Records =>

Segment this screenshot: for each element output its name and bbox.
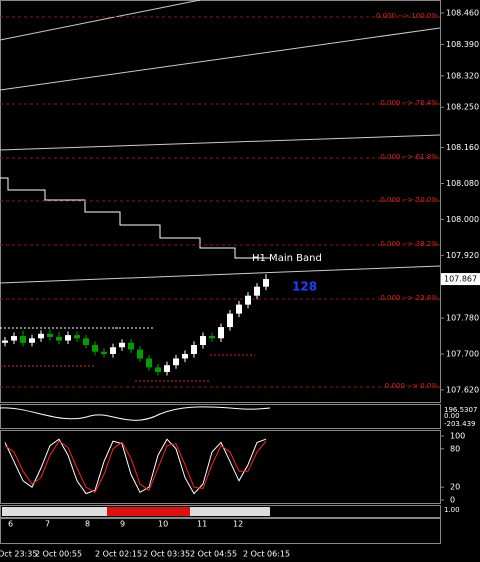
osc-label: -203.439 [444,420,475,428]
session-label: 11 [197,520,207,529]
time-label: 2 Oct 02:15 [95,550,142,559]
stoch-tick-label: 80 [450,444,460,453]
session-label: 9 [120,520,125,529]
stoch-frame [0,430,441,504]
time-label: Oct 23:35 [0,550,37,559]
signal-lines [0,354,255,382]
candle-body [74,335,80,339]
candle-body [11,336,17,341]
strip [2,507,270,516]
session-label: 7 [45,520,50,529]
candle-body [101,351,107,354]
osc-frame [0,404,441,429]
band-line [0,0,201,41]
candle-body [146,358,152,368]
stoch-tick-label: 100 [450,432,465,441]
strip-segment [107,507,190,516]
stoch-tick-label: 0 [450,496,455,505]
fib-label: 0.000 --> 61.8% [380,153,438,161]
y-tick-label: 108.250 [446,103,479,112]
candle-body [110,347,116,354]
osc-line [0,406,271,421]
y-tick-label: 107.920 [446,251,479,260]
candle-body [173,358,179,366]
candle-body [263,279,269,287]
y-tick-label: 107.780 [446,314,479,323]
candle-body [20,336,26,343]
candle-body [155,367,161,372]
candle-body [227,313,233,328]
candle-body [2,340,8,343]
stoch-line [4,438,267,495]
session-label: 10 [158,520,168,529]
candle-body [92,345,98,352]
strip-segment [2,507,107,516]
y-tick-label: 108.460 [446,9,479,18]
fib-label: 0.000 --> 76.4% [380,99,438,107]
osc-label: 196.5307 [444,406,477,414]
candle-body [254,286,260,296]
band-line [0,134,441,151]
candle-body [47,333,53,337]
fib-label: 0.000 --> 0.0% [385,382,439,390]
y-tick-label: 108.080 [446,179,479,188]
candle-body [236,304,242,314]
h1-main-band [0,177,270,259]
candle-body [164,365,170,372]
session-label: 12 [233,520,243,529]
y-tick-label: 107.700 [446,349,479,358]
strip-frame [0,505,441,518]
stoch-line [4,440,267,494]
counter: 128 [292,280,317,294]
last-price-label: 107.867 [444,275,477,284]
fib-label: 0.000 --> 100.0% [376,12,438,20]
candle-body [137,349,143,359]
band-line [0,27,441,91]
band-line [0,265,441,284]
time-label: 2 Oct 03:35 [143,550,190,559]
candle-body [38,333,44,339]
time-label: 2 Oct 06:15 [243,550,290,559]
candle-body [245,295,251,305]
y-tick-label: 108.000 [446,215,479,224]
candle-body [128,342,134,350]
session-label: 6 [8,520,13,529]
fib-label: 0.000 --> 50.0% [380,196,438,204]
candle-body [119,342,125,348]
band-label: H1 Main Band [252,253,322,264]
candle-body [191,345,197,354]
candle-body [83,338,89,346]
candle-body [56,336,62,341]
candle-body [209,336,215,339]
last-price-box [441,273,480,286]
session-frame [0,518,441,544]
time-label: 2 Oct 04:55 [190,550,237,559]
strip-label: 1.00 [444,506,460,514]
osc-label: 0.00 [444,412,460,420]
candle-body [65,335,71,341]
candle-body [29,338,35,343]
y-tick-label: 108.160 [446,143,479,152]
candle-body [200,336,206,346]
y-tick-label: 107.620 [446,385,479,394]
fib-lines [0,16,440,388]
stoch-tick-label: 20 [450,483,460,492]
time-label: 2 Oct 00:55 [35,550,82,559]
y-tick-label: 108.390 [446,40,479,49]
fib-label: 0.000 --> 38.2% [380,240,438,248]
candle-body [218,327,224,339]
candle-body [182,353,188,359]
strip-segment [190,507,270,516]
session-label: 8 [85,520,90,529]
y-tick-label: 108.320 [446,71,479,80]
fib-label: 0.000 --> 23.6% [380,294,438,302]
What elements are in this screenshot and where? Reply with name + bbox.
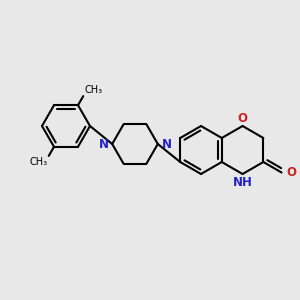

Your objective =>
Please set down the entries above without any change, from the line with "osc-label: -203.439 [444,420,475,428]" to the line with "stoch-tick-label: 0 [450,496,455,505]", including both of those lines.

Complete response =>
osc-label: -203.439 [444,420,475,428]
session-label: 11 [197,520,207,529]
time-label: 2 Oct 02:15 [95,550,142,559]
stoch-tick-label: 80 [450,444,460,453]
session-label: 9 [120,520,125,529]
stoch-frame [0,430,441,504]
time-label: Oct 23:35 [0,550,37,559]
signal-lines [0,354,255,382]
candle-body [74,335,80,339]
candle-body [11,336,17,341]
strip [2,507,270,516]
session-label: 7 [45,520,50,529]
candle-body [101,351,107,354]
osc-frame [0,404,441,429]
band-line [0,0,201,41]
candle-body [146,358,152,368]
stoch-tick-label: 100 [450,432,465,441]
strip-segment [107,507,190,516]
stoch-tick-label: 0 [450,496,455,505]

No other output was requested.